**Written request**
Leave out the pictures and transcribe everything else exactly.

(Dataset records)
----------

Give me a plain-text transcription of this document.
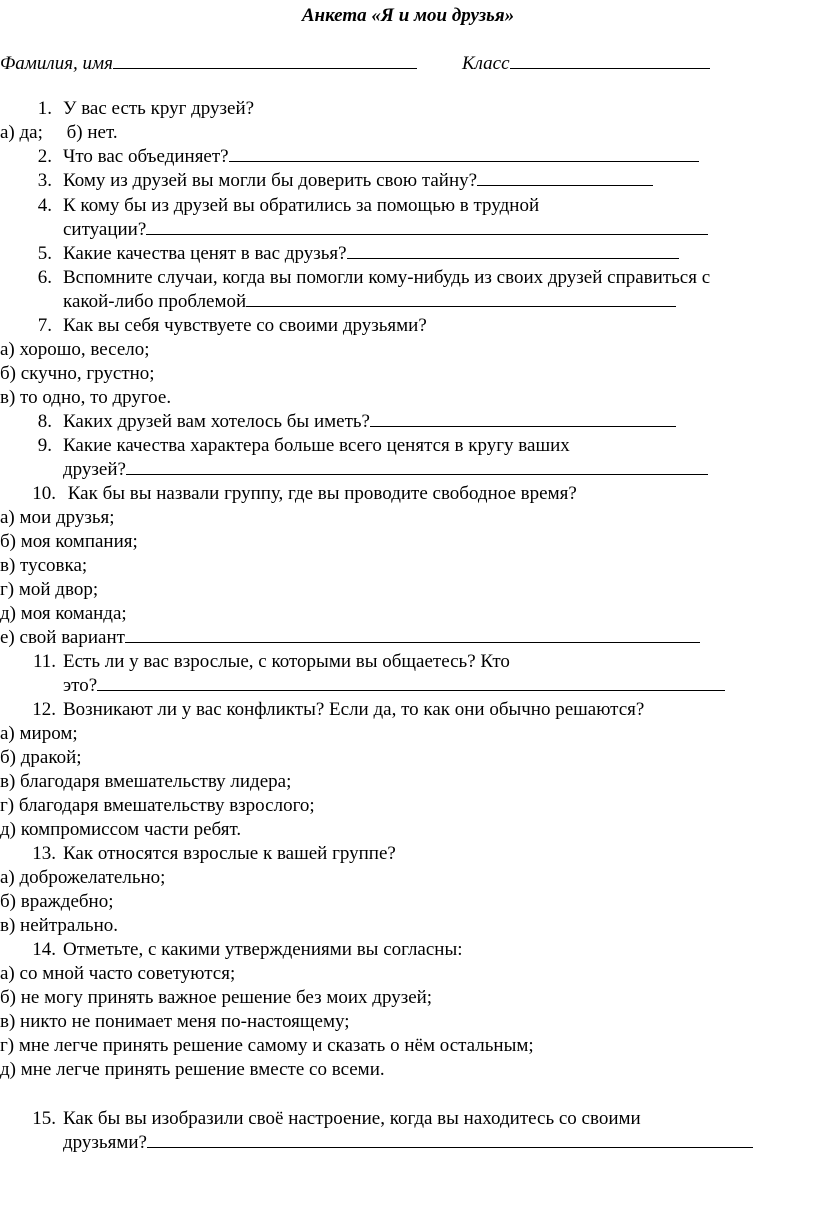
Анкета «Я и мои друзья»
Фамилия, имя	Класс
1. У вас есть круг друзей?
а) да;     б) нет.
2. Что вас объединяет?
3. Кому из друзей вы могли бы доверить свою тайну?
4. К кому бы из друзей вы обратились за помощью в трудной
ситуации?
5. Какие качества ценят в вас друзья?
6. Вспомните случаи, когда вы помогли кому-нибудь из своих друзей справиться с
какой-либо проблемой
7. Как вы себя чувствуете со своими друзьями?
а) хорошо, весело;
б) скучно, грустно;
в) то одно, то другое.
8. Каких друзей вам хотелось бы иметь?
9. Какие качества характера больше всего ценятся в кругу ваших
друзей?
10. Как бы вы назвали группу, где вы проводите свободное время?
а) мои друзья;
б) моя компания;
в) тусовка;
г) мой двор;
д) моя команда;
е) свой вариант
11. Есть ли у вас взрослые, с которыми вы общаетесь? Кто
это?
12. Возникают ли у вас конфликты? Если да, то как они обычно решаются?
а) миром;
б) дракой;
в) благодаря вмешательству лидера;
г) благодаря вмешательству взрослого;
д) компромиссом части ребят.
13. Как относятся взрослые к вашей группе?
а) доброжелательно;
б) враждебно;
в) нейтрально.
14. Отметьте, с какими утверждениями вы согласны:
а) со мной часто советуются;
б) не могу принять важное решение без моих друзей;
в) никто не понимает меня по-настоящему;
г) мне легче принять решение самому и сказать о нём остальным;
д) мне легче принять решение вместе со всеми.
15. Как бы вы изобразили своё настроение, когда вы находитесь со своими
друзьями?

----------

**Response to this exercise**
Give me a plain-text transcription of this document.
Анкета «Я и мои друзья»
Фамилия, имя	Класс
1. У вас есть круг друзей?
а) да;     б) нет.
2. Что вас объединяет?
3. Кому из друзей вы могли бы доверить свою тайну?
4. К кому бы из друзей вы обратились за помощью в трудной
ситуации?
5. Какие качества ценят в вас друзья?
6. Вспомните случаи, когда вы помогли кому-нибудь из своих друзей справиться с
какой-либо проблемой
7. Как вы себя чувствуете со своими друзьями?
а) хорошо, весело;
б) скучно, грустно;
в) то одно, то другое.
8. Каких друзей вам хотелось бы иметь?
9. Какие качества характера больше всего ценятся в кругу ваших
друзей?
10. Как бы вы назвали группу, где вы проводите свободное время?
а) мои друзья;
б) моя компания;
в) тусовка;
г) мой двор;
д) моя команда;
е) свой вариант
11. Есть ли у вас взрослые, с которыми вы общаетесь? Кто
это?
12. Возникают ли у вас конфликты? Если да, то как они обычно решаются?
а) миром;
б) дракой;
в) благодаря вмешательству лидера;
г) благодаря вмешательству взрослого;
д) компромиссом части ребят.
13. Как относятся взрослые к вашей группе?
а) доброжелательно;
б) враждебно;
в) нейтрально.
14. Отметьте, с какими утверждениями вы согласны:
а) со мной часто советуются;
б) не могу принять важное решение без моих друзей;
в) никто не понимает меня по-настоящему;
г) мне легче принять решение самому и сказать о нём остальным;
д) мне легче принять решение вместе со всеми.
15. Как бы вы изобразили своё настроение, когда вы находитесь со своими
друзьями?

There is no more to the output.